The records below need retyping in full; give them again exactly.

------ DATA EXCERPTS

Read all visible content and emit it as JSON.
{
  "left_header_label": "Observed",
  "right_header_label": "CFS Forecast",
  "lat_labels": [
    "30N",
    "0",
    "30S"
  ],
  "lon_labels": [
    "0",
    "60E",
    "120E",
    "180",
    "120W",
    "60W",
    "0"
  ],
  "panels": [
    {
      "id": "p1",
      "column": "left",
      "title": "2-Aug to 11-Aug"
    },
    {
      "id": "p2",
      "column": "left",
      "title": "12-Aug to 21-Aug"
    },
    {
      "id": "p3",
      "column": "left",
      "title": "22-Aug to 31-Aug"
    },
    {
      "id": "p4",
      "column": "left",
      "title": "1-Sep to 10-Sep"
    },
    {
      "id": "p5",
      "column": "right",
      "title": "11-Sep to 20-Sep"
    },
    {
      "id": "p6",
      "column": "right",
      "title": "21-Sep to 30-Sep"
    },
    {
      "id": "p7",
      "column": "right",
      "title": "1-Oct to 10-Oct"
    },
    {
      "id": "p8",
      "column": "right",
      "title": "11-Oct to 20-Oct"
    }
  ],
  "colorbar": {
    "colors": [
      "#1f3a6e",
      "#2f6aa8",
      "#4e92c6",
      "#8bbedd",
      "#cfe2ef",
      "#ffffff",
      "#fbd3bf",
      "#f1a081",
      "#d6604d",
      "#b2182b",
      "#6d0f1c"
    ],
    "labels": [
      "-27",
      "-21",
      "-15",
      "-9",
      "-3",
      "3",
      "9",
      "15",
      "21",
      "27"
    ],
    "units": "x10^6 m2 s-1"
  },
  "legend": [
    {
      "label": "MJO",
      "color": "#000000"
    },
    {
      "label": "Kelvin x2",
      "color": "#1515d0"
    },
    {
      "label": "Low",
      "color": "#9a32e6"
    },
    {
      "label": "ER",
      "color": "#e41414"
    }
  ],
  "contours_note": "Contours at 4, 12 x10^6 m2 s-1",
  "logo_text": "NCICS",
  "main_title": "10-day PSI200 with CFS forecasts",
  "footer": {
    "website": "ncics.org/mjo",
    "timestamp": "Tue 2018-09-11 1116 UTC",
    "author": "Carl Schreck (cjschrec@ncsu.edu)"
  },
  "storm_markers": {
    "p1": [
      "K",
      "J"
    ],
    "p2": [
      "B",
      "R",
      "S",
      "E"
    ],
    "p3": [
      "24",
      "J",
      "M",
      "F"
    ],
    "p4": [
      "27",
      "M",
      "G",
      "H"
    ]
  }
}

------------

RESPONSE
Read all visible content and emit it as JSON.
{
  "left_header_label": "Observed",
  "right_header_label": "CFS Forecast",
  "lat_labels": [
    "30N",
    "0",
    "30S"
  ],
  "lon_labels": [
    "0",
    "60E",
    "120E",
    "180",
    "120W",
    "60W",
    "0"
  ],
  "panels": [
    {
      "id": "p1",
      "column": "left",
      "title": "2-Aug to 11-Aug"
    },
    {
      "id": "p2",
      "column": "left",
      "title": "12-Aug to 21-Aug"
    },
    {
      "id": "p3",
      "column": "left",
      "title": "22-Aug to 31-Aug"
    },
    {
      "id": "p4",
      "column": "left",
      "title": "1-Sep to 10-Sep"
    },
    {
      "id": "p5",
      "column": "right",
      "title": "11-Sep to 20-Sep"
    },
    {
      "id": "p6",
      "column": "right",
      "title": "21-Sep to 30-Sep"
    },
    {
      "id": "p7",
      "column": "right",
      "title": "1-Oct to 10-Oct"
    },
    {
      "id": "p8",
      "column": "right",
      "title": "11-Oct to 20-Oct"
    }
  ],
  "colorbar": {
    "colors": [
      "#1f3a6e",
      "#2f6aa8",
      "#4e92c6",
      "#8bbedd",
      "#cfe2ef",
      "#ffffff",
      "#fbd3bf",
      "#f1a081",
      "#d6604d",
      "#b2182b",
      "#6d0f1c"
    ],
    "labels": [
      "-27",
      "-21",
      "-15",
      "-9",
      "-3",
      "3",
      "9",
      "15",
      "21",
      "27"
    ],
    "units": "x10^6 m2 s-1"
  },
  "legend": [
    {
      "label": "MJO",
      "color": "#000000"
    },
    {
      "label": "Kelvin x2",
      "color": "#1515d0"
    },
    {
      "label": "Low",
      "color": "#9a32e6"
    },
    {
      "label": "ER",
      "color": "#e41414"
    }
  ],
  "contours_note": "Contours at 4, 12 x10^6 m2 s-1",
  "logo_text": "NCICS",
  "main_title": "10-day PSI200 with CFS forecasts",
  "footer": {
    "website": "ncics.org/mjo",
    "timestamp": "Tue 2018-09-11 1116 UTC",
    "author": "Carl Schreck (cjschrec@ncsu.edu)"
  },
  "storm_markers": {
    "p1": [
      "K",
      "J"
    ],
    "p2": [
      "B",
      "R",
      "S",
      "E"
    ],
    "p3": [
      "24",
      "J",
      "M",
      "F"
    ],
    "p4": [
      "27",
      "M",
      "G",
      "H"
    ]
  }
}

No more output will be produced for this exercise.